**TASK DETAILS**: Locate each line in the records that contains the string "interactable", and copy those lines.

**EXERCISE MATERIAL**:
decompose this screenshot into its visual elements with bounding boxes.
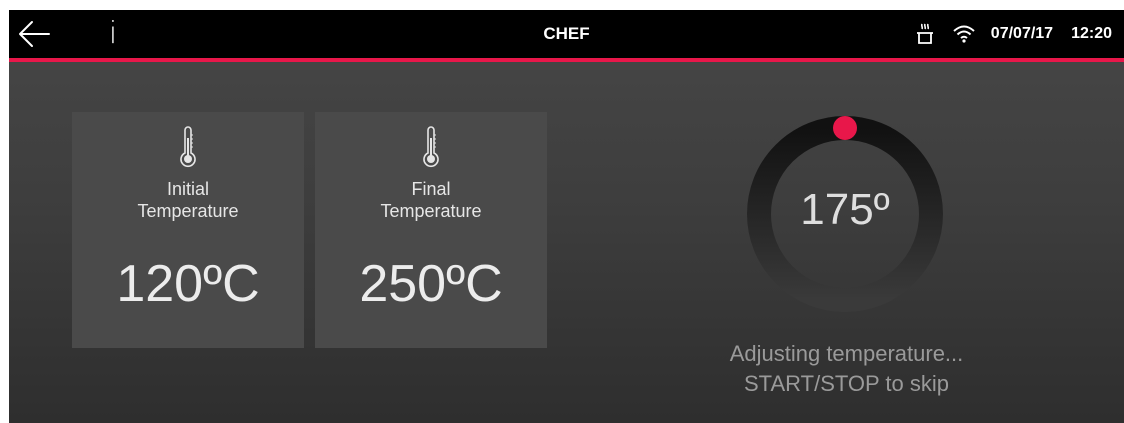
thermometer-icon — [180, 126, 196, 168]
tile-label: Final Temperature — [315, 178, 547, 222]
time-display: 12:20 — [1071, 25, 1112, 42]
steam-icon — [916, 23, 933, 44]
dial-handle[interactable] — [833, 116, 857, 140]
tile-label-line2: Temperature — [380, 201, 482, 221]
back-arrow-icon[interactable] — [17, 18, 51, 50]
status-area: 07/07/17 12:20 — [913, 10, 1112, 58]
thermometer-icon — [423, 126, 439, 168]
tile-label: Initial Temperature — [72, 178, 304, 222]
oven-screen: i CHEF 07/07/17 12:20 Initial Temperatur… — [9, 10, 1124, 423]
temperature-dial[interactable] — [745, 114, 945, 314]
tile-label-line1: Final — [411, 179, 451, 199]
skip-hint: START/STOP to skip — [744, 371, 949, 396]
initial-temperature-value: 120ºC — [116, 255, 260, 313]
accent-divider — [9, 58, 1124, 62]
info-button[interactable]: i — [101, 16, 125, 52]
initial-temperature-tile[interactable]: Initial Temperature 120ºC — [72, 112, 304, 348]
tile-label-line1: Initial — [166, 179, 210, 199]
top-bar: i CHEF 07/07/17 12:20 — [9, 10, 1124, 58]
wifi-icon — [953, 25, 975, 43]
dial-ring — [747, 116, 943, 312]
final-temperature-value: 250ºC — [359, 255, 503, 313]
status-message: Adjusting temperature... — [729, 341, 964, 366]
tile-label-line2: Temperature — [137, 201, 239, 221]
final-temperature-tile[interactable]: Final Temperature 250ºC — [315, 112, 547, 348]
date-display: 07/07/17 — [990, 25, 1054, 42]
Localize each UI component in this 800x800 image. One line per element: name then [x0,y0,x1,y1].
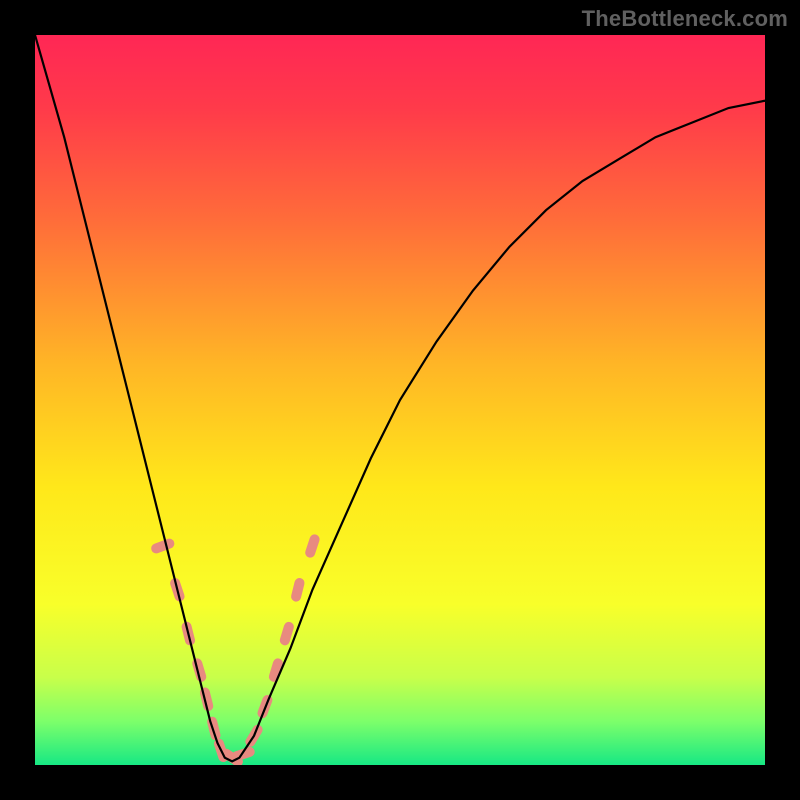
highlight-marker [304,533,321,559]
highlight-marker [150,537,176,555]
highlight-marker [206,716,222,742]
chart-frame: TheBottleneck.com [0,0,800,800]
highlight-markers [150,533,321,765]
highlight-marker [290,577,306,603]
curve-layer [35,35,765,765]
plot-area [35,35,765,765]
watermark-text: TheBottleneck.com [582,6,788,32]
bottleneck-curve [35,35,765,761]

**RESPONSE**:
dial-handle[interactable] — [833, 116, 857, 140]
back-arrow-icon[interactable] — [17, 18, 51, 50]
temperature-dial[interactable] — [745, 114, 945, 314]
info-button[interactable]: i — [101, 16, 125, 52]
initial-temperature-tile[interactable]: Initial Temperature 120ºC — [72, 112, 304, 348]
final-temperature-tile[interactable]: Final Temperature 250ºC — [315, 112, 547, 348]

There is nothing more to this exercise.